---------- STORED RECORDS

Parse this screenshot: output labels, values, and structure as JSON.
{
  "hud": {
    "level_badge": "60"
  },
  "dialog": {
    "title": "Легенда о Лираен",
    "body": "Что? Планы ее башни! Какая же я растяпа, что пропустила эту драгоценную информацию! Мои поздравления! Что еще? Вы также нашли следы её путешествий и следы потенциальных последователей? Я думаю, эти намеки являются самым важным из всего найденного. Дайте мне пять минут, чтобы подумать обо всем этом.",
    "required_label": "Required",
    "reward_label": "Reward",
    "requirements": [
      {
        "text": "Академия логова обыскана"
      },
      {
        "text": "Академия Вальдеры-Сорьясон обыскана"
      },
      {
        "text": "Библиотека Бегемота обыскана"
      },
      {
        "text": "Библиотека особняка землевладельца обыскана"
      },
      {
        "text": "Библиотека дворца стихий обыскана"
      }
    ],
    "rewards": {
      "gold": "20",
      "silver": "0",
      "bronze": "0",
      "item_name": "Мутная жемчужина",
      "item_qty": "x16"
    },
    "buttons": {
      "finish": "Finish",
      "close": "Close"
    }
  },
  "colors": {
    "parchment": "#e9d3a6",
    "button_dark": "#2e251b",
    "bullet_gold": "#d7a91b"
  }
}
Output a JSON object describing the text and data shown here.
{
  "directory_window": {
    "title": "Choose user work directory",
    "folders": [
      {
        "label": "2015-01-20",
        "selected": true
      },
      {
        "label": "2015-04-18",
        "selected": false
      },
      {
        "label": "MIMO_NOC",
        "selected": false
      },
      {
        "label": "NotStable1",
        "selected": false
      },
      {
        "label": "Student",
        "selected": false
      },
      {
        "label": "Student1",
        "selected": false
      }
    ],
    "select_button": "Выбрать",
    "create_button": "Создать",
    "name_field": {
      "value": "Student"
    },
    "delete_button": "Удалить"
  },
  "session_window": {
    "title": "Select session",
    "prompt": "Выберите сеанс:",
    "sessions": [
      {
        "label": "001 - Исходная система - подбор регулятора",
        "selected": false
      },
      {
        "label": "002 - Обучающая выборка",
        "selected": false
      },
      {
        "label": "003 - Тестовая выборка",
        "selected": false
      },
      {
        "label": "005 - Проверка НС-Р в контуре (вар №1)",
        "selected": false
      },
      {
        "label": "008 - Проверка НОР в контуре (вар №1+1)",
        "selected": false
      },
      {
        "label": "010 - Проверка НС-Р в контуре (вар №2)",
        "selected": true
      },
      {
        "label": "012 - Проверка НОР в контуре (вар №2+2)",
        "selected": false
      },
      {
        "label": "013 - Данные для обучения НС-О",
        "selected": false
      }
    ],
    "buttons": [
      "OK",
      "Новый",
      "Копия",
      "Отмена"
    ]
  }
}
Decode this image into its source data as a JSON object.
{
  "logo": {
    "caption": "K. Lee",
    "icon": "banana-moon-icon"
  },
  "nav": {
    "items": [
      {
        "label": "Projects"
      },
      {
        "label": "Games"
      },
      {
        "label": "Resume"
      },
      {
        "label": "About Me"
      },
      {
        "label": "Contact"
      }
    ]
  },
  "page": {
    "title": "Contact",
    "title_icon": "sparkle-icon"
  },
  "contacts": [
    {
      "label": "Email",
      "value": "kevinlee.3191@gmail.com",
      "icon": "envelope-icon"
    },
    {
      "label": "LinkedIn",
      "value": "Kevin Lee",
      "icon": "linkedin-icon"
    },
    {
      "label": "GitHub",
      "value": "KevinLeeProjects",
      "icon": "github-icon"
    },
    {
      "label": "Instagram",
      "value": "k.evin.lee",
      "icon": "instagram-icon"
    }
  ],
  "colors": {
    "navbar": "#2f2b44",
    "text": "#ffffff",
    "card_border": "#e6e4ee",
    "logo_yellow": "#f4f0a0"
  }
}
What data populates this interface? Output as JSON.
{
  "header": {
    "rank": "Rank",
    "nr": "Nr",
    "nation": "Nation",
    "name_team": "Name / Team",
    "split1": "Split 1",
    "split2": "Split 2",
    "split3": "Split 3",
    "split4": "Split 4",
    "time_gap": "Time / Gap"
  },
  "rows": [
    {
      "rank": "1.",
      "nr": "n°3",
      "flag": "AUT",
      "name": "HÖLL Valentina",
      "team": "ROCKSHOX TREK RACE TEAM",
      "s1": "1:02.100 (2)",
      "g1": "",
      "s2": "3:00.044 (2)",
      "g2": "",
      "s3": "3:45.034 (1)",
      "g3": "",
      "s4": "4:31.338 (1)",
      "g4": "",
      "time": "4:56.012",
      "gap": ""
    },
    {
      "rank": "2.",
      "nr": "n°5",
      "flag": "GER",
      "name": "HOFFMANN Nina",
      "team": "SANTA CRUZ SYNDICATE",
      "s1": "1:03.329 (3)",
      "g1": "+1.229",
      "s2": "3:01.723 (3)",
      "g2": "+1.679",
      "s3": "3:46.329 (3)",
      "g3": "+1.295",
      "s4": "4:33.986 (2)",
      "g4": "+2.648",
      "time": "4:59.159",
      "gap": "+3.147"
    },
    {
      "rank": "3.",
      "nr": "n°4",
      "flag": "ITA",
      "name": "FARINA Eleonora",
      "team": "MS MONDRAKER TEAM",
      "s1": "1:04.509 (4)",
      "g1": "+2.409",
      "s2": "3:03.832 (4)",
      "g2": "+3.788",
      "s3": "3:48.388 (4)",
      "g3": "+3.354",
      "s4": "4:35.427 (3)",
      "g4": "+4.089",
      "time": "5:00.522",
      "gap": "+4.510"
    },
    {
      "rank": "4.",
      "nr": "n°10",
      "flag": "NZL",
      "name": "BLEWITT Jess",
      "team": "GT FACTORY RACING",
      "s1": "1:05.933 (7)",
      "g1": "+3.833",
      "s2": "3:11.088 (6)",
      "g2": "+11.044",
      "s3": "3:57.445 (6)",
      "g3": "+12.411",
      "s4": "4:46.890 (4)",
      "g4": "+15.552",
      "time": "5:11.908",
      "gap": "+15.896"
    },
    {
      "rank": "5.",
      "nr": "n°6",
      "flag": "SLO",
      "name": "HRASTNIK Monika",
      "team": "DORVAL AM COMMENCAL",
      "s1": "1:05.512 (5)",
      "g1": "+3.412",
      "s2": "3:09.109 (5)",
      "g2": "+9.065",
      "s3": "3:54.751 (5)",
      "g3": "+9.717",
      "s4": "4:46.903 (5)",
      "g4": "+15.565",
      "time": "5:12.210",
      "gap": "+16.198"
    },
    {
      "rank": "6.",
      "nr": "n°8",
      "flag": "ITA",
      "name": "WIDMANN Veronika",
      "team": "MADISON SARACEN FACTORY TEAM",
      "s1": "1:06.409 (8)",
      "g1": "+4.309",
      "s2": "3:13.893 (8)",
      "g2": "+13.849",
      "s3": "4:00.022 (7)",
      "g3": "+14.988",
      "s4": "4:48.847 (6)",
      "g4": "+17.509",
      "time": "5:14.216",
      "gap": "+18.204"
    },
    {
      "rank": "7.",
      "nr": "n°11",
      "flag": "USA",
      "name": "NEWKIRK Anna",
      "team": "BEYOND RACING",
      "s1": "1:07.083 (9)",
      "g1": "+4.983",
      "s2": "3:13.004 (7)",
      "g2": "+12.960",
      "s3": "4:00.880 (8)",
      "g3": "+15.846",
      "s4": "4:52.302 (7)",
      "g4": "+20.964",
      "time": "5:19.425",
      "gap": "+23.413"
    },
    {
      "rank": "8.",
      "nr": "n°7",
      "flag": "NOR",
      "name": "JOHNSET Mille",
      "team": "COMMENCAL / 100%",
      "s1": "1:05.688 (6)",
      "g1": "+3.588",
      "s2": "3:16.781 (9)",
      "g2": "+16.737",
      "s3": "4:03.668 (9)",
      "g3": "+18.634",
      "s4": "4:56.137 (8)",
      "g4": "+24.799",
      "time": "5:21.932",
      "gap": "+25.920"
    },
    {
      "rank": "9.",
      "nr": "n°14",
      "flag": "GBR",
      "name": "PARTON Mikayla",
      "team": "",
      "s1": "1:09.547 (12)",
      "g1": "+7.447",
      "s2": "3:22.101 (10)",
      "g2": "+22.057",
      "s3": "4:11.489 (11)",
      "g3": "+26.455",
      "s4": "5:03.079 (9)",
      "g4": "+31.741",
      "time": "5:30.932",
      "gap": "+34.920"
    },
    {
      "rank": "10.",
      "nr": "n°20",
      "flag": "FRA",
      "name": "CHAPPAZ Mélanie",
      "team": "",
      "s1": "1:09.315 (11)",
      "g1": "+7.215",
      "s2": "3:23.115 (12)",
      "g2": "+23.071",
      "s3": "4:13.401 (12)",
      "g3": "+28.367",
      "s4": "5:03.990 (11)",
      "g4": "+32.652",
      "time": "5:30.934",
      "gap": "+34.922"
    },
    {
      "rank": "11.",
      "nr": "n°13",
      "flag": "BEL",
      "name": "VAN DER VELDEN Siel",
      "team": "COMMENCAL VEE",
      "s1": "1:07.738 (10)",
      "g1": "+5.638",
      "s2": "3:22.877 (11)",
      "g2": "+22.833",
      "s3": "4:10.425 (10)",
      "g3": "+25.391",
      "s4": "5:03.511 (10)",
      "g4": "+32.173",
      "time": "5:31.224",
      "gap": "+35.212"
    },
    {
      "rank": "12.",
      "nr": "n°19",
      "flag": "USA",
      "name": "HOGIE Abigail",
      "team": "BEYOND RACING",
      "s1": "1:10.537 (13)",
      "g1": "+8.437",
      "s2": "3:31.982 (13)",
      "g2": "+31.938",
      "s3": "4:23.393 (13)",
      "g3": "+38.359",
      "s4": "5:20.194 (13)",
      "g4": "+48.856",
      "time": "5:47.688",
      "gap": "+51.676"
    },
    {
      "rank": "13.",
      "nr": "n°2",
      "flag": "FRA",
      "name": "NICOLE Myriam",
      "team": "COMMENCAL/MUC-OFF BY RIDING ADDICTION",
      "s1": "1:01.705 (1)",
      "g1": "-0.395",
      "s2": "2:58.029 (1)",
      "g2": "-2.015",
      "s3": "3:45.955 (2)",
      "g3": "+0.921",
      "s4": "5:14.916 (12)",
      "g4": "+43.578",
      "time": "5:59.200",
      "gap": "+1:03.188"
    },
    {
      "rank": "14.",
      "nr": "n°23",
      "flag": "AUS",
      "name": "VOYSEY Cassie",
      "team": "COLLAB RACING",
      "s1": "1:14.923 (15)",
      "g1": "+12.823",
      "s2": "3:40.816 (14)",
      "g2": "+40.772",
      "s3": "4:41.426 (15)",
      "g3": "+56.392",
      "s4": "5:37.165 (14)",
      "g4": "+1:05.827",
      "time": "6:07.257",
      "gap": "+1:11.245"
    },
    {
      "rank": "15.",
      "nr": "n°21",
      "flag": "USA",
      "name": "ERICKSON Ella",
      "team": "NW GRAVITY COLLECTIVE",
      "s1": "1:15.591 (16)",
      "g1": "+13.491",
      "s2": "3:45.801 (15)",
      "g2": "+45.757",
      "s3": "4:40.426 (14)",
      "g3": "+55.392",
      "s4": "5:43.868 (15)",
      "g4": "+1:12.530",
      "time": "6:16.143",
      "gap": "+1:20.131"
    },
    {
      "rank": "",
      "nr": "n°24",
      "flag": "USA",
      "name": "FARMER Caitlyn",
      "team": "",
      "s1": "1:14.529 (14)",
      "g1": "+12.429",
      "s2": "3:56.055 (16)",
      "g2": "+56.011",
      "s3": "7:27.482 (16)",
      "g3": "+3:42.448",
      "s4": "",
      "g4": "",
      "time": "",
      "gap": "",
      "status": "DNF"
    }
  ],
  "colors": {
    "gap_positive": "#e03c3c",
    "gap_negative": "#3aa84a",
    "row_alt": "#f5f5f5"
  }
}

--------------------

## AIM OF THE TASK
Pull out all lines in the data above that include "обыскана".

## RESULT OF THE EXERCISE
        "text": "Академия логова обыскана"
        "text": "Академия Вальдеры-Сорьясон обыскана"
        "text": "Библиотека Бегемота обыскана"
        "text": "Библиотека особняка землевладельца обыскана"
        "text": "Библиотека дворца стихий обыскана"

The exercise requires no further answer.